**Requirement**
Below is some material; transcribe all of it exactly.

--- Records provided ---

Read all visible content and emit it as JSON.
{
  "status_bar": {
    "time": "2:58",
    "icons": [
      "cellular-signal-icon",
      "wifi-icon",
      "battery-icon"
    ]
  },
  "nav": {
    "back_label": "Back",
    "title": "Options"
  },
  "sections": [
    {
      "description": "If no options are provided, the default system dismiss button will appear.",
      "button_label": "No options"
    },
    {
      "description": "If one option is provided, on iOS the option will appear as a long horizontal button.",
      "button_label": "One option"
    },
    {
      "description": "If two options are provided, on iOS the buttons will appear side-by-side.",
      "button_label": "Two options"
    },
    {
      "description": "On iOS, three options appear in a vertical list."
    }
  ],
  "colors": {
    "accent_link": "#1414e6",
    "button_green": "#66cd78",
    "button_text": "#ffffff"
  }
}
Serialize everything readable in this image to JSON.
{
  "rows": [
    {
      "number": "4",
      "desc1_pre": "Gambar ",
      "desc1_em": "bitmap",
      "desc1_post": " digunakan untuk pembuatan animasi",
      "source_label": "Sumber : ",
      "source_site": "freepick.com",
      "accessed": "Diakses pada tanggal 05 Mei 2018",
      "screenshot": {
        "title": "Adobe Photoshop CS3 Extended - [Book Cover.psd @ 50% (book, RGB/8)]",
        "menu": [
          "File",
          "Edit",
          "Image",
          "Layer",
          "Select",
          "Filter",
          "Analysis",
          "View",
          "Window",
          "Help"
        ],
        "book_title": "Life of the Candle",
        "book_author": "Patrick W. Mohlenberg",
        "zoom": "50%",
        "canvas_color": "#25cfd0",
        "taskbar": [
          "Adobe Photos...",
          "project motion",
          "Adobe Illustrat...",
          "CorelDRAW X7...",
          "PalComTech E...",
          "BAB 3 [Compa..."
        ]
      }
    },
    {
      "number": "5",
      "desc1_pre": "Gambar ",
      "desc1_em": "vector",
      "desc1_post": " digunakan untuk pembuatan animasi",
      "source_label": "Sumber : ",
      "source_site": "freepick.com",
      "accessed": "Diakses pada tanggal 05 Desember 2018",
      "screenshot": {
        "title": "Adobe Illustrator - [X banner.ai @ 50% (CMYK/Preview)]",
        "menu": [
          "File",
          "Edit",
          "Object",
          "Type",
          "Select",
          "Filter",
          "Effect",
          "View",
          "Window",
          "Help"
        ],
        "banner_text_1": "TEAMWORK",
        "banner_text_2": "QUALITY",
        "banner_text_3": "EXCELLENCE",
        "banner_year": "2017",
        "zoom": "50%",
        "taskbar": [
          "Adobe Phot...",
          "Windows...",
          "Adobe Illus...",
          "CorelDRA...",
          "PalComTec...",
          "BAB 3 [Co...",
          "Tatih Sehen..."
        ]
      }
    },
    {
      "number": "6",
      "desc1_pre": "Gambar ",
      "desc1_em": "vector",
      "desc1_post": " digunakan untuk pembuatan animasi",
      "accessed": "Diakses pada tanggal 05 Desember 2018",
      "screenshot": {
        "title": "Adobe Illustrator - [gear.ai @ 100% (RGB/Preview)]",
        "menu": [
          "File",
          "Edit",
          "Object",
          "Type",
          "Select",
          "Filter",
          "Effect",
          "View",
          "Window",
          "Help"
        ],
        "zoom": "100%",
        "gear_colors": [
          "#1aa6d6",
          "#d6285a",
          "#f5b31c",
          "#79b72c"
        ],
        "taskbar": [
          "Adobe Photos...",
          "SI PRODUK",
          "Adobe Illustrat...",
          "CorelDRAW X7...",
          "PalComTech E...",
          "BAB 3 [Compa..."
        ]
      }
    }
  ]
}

---

**Written solution**
Read all visible content and emit it as JSON.
{
  "status_bar": {
    "time": "2:58",
    "icons": [
      "cellular-signal-icon",
      "wifi-icon",
      "battery-icon"
    ]
  },
  "nav": {
    "back_label": "Back",
    "title": "Options"
  },
  "sections": [
    {
      "description": "If no options are provided, the default system dismiss button will appear.",
      "button_label": "No options"
    },
    {
      "description": "If one option is provided, on iOS the option will appear as a long horizontal button.",
      "button_label": "One option"
    },
    {
      "description": "If two options are provided, on iOS the buttons will appear side-by-side.",
      "button_label": "Two options"
    },
    {
      "description": "On iOS, three options appear in a vertical list."
    }
  ],
  "colors": {
    "accent_link": "#1414e6",
    "button_green": "#66cd78",
    "button_text": "#ffffff"
  }
}
Serialize everything readable in this image to JSON.
{
  "rows": [
    {
      "number": "4",
      "desc1_pre": "Gambar ",
      "desc1_em": "bitmap",
      "desc1_post": " digunakan untuk pembuatan animasi",
      "source_label": "Sumber : ",
      "source_site": "freepick.com",
      "accessed": "Diakses pada tanggal 05 Mei 2018",
      "screenshot": {
        "title": "Adobe Photoshop CS3 Extended - [Book Cover.psd @ 50% (book, RGB/8)]",
        "menu": [
          "File",
          "Edit",
          "Image",
          "Layer",
          "Select",
          "Filter",
          "Analysis",
          "View",
          "Window",
          "Help"
        ],
        "book_title": "Life of the Candle",
        "book_author": "Patrick W. Mohlenberg",
        "zoom": "50%",
        "canvas_color": "#25cfd0",
        "taskbar": [
          "Adobe Photos...",
          "project motion",
          "Adobe Illustrat...",
          "CorelDRAW X7...",
          "PalComTech E...",
          "BAB 3 [Compa..."
        ]
      }
    },
    {
      "number": "5",
      "desc1_pre": "Gambar ",
      "desc1_em": "vector",
      "desc1_post": " digunakan untuk pembuatan animasi",
      "source_label": "Sumber : ",
      "source_site": "freepick.com",
      "accessed": "Diakses pada tanggal 05 Desember 2018",
      "screenshot": {
        "title": "Adobe Illustrator - [X banner.ai @ 50% (CMYK/Preview)]",
        "menu": [
          "File",
          "Edit",
          "Object",
          "Type",
          "Select",
          "Filter",
          "Effect",
          "View",
          "Window",
          "Help"
        ],
        "banner_text_1": "TEAMWORK",
        "banner_text_2": "QUALITY",
        "banner_text_3": "EXCELLENCE",
        "banner_year": "2017",
        "zoom": "50%",
        "taskbar": [
          "Adobe Phot...",
          "Windows...",
          "Adobe Illus...",
          "CorelDRA...",
          "PalComTec...",
          "BAB 3 [Co...",
          "Tatih Sehen..."
        ]
      }
    },
    {
      "number": "6",
      "desc1_pre": "Gambar ",
      "desc1_em": "vector",
      "desc1_post": " digunakan untuk pembuatan animasi",
      "accessed": "Diakses pada tanggal 05 Desember 2018",
      "screenshot": {
        "title": "Adobe Illustrator - [gear.ai @ 100% (RGB/Preview)]",
        "menu": [
          "File",
          "Edit",
          "Object",
          "Type",
          "Select",
          "Filter",
          "Effect",
          "View",
          "Window",
          "Help"
        ],
        "zoom": "100%",
        "gear_colors": [
          "#1aa6d6",
          "#d6285a",
          "#f5b31c",
          "#79b72c"
        ],
        "taskbar": [
          "Adobe Photos...",
          "SI PRODUK",
          "Adobe Illustrat...",
          "CorelDRAW X7...",
          "PalComTech E...",
          "BAB 3 [Compa..."
        ]
      }
    }
  ]
}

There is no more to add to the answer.